• _Work to be completed_
Drop the pictures, then extract the listing word for word.

• _Supplied material_
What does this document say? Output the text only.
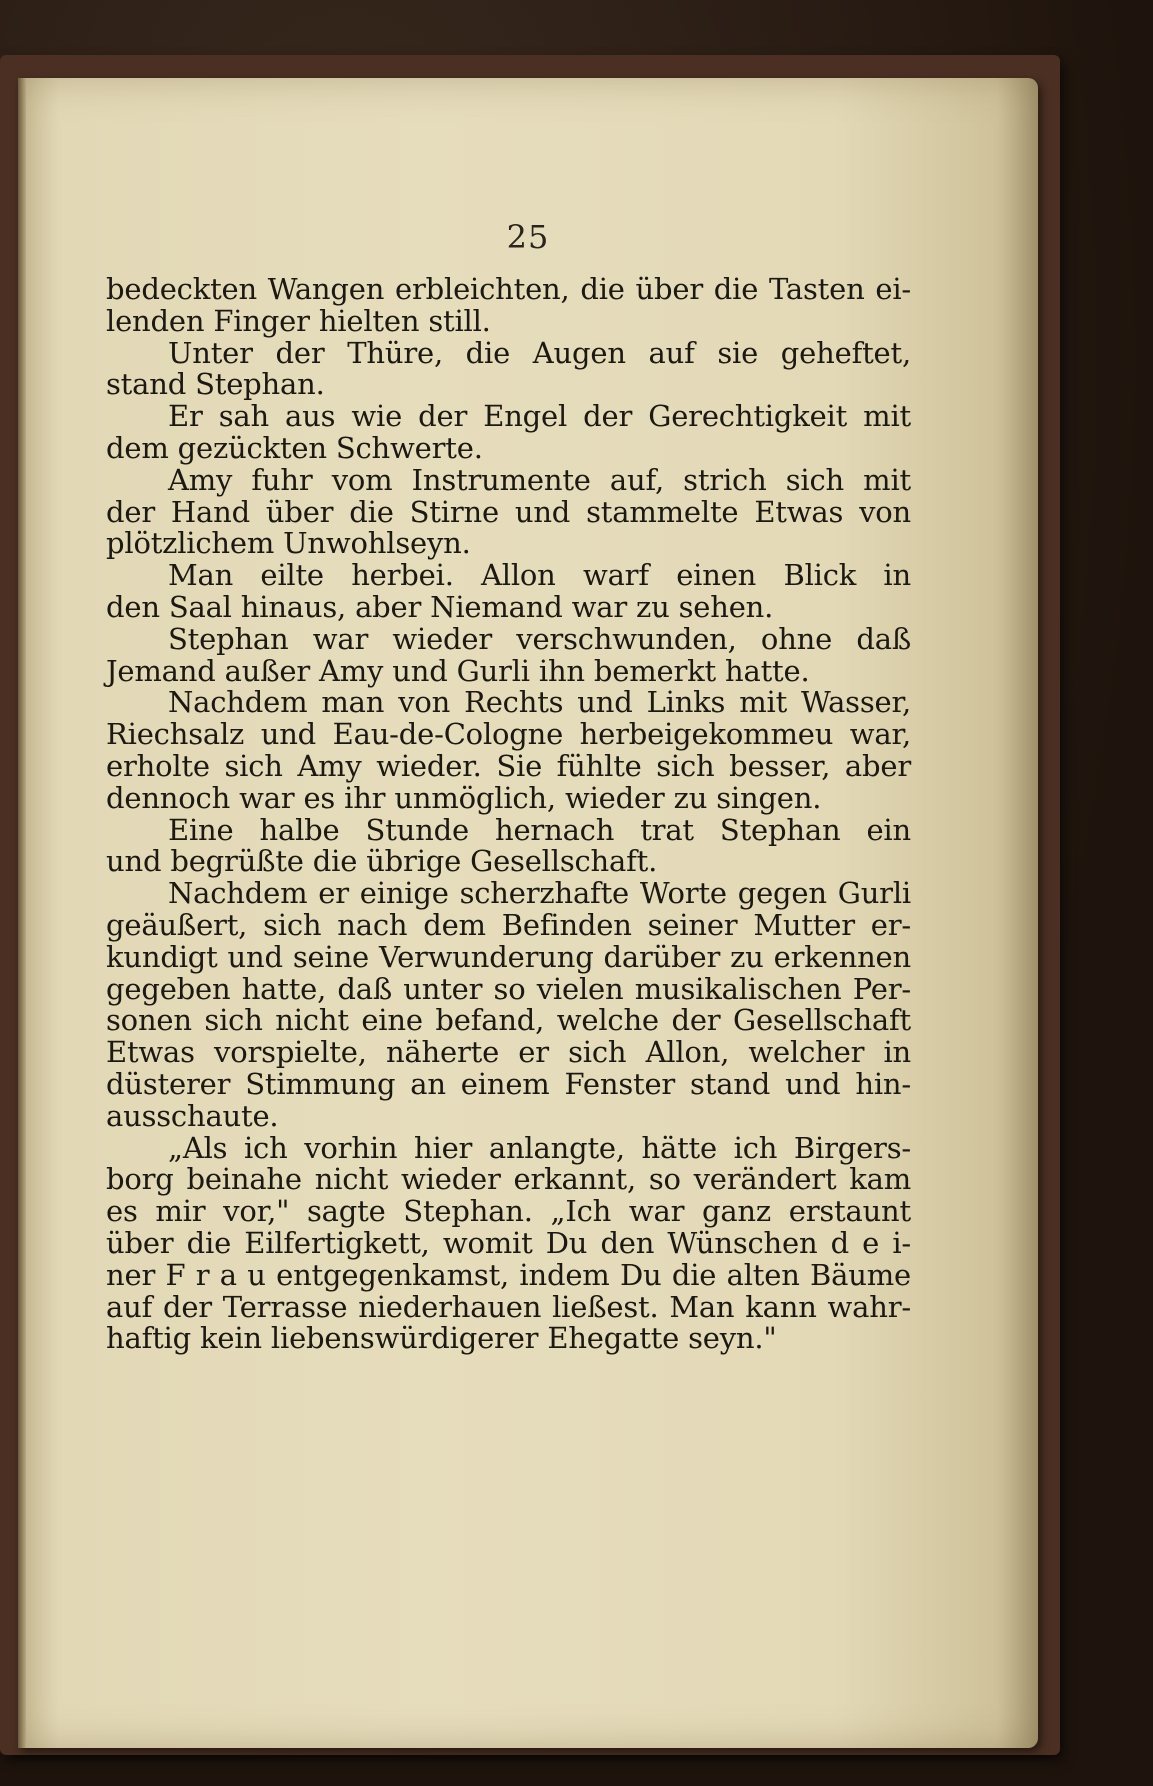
25
bedeckten Wangen erbleichten, die über die Tasten ei-
lenden Finger hielten still.
Unter der Thüre, die Augen auf sie geheftet,
stand Stephan.
Er sah aus wie der Engel der Gerechtigkeit mit
dem gezückten Schwerte.
Amy fuhr vom Instrumente auf, strich sich mit
der Hand über die Stirne und stammelte Etwas von
plötzlichem Unwohlseyn.
Man eilte herbei. Allon warf einen Blick in
den Saal hinaus, aber Niemand war zu sehen.
Stephan war wieder verschwunden, ohne daß
Jemand außer Amy und Gurli ihn bemerkt hatte.
Nachdem man von Rechts und Links mit Wasser,
Riechsalz und Eau-de-Cologne herbeigekommeu war,
erholte sich Amy wieder. Sie fühlte sich besser, aber
dennoch war es ihr unmöglich, wieder zu singen.
Eine halbe Stunde hernach trat Stephan ein
und begrüßte die übrige Gesellschaft.
Nachdem er einige scherzhafte Worte gegen Gurli
geäußert, sich nach dem Befinden seiner Mutter er-
kundigt und seine Verwunderung darüber zu erkennen
gegeben hatte, daß unter so vielen musikalischen Per-
sonen sich nicht eine befand, welche der Gesellschaft
Etwas vorspielte, näherte er sich Allon, welcher in
düsterer Stimmung an einem Fenster stand und hin-
ausschaute.
„Als ich vorhin hier anlangte, hätte ich Birgers-
borg beinahe nicht wieder erkannt, so verändert kam
es mir vor," sagte Stephan. „Ich war ganz erstaunt
über die Eilfertigkett, womit Du den Wünschen d e i-
ner F r a u entgegenkamst, indem Du die alten Bäume
auf der Terrasse niederhauen ließest. Man kann wahr-
haftig kein liebenswürdigerer Ehegatte seyn."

• _Result of this exercise_
What does this document say? Output the text only.
25
bedeckten Wangen erbleichten, die über die Tasten ei-
lenden Finger hielten still.
Unter der Thüre, die Augen auf sie geheftet,
stand Stephan.
Er sah aus wie der Engel der Gerechtigkeit mit
dem gezückten Schwerte.
Amy fuhr vom Instrumente auf, strich sich mit
der Hand über die Stirne und stammelte Etwas von
plötzlichem Unwohlseyn.
Man eilte herbei. Allon warf einen Blick in
den Saal hinaus, aber Niemand war zu sehen.
Stephan war wieder verschwunden, ohne daß
Jemand außer Amy und Gurli ihn bemerkt hatte.
Nachdem man von Rechts und Links mit Wasser,
Riechsalz und Eau-de-Cologne herbeigekommeu war,
erholte sich Amy wieder. Sie fühlte sich besser, aber
dennoch war es ihr unmöglich, wieder zu singen.
Eine halbe Stunde hernach trat Stephan ein
und begrüßte die übrige Gesellschaft.
Nachdem er einige scherzhafte Worte gegen Gurli
geäußert, sich nach dem Befinden seiner Mutter er-
kundigt und seine Verwunderung darüber zu erkennen
gegeben hatte, daß unter so vielen musikalischen Per-
sonen sich nicht eine befand, welche der Gesellschaft
Etwas vorspielte, näherte er sich Allon, welcher in
düsterer Stimmung an einem Fenster stand und hin-
ausschaute.
„Als ich vorhin hier anlangte, hätte ich Birgers-
borg beinahe nicht wieder erkannt, so verändert kam
es mir vor," sagte Stephan. „Ich war ganz erstaunt
über die Eilfertigkett, womit Du den Wünschen d e i-
ner F r a u entgegenkamst, indem Du die alten Bäume
auf der Terrasse niederhauen ließest. Man kann wahr-
haftig kein liebenswürdigerer Ehegatte seyn."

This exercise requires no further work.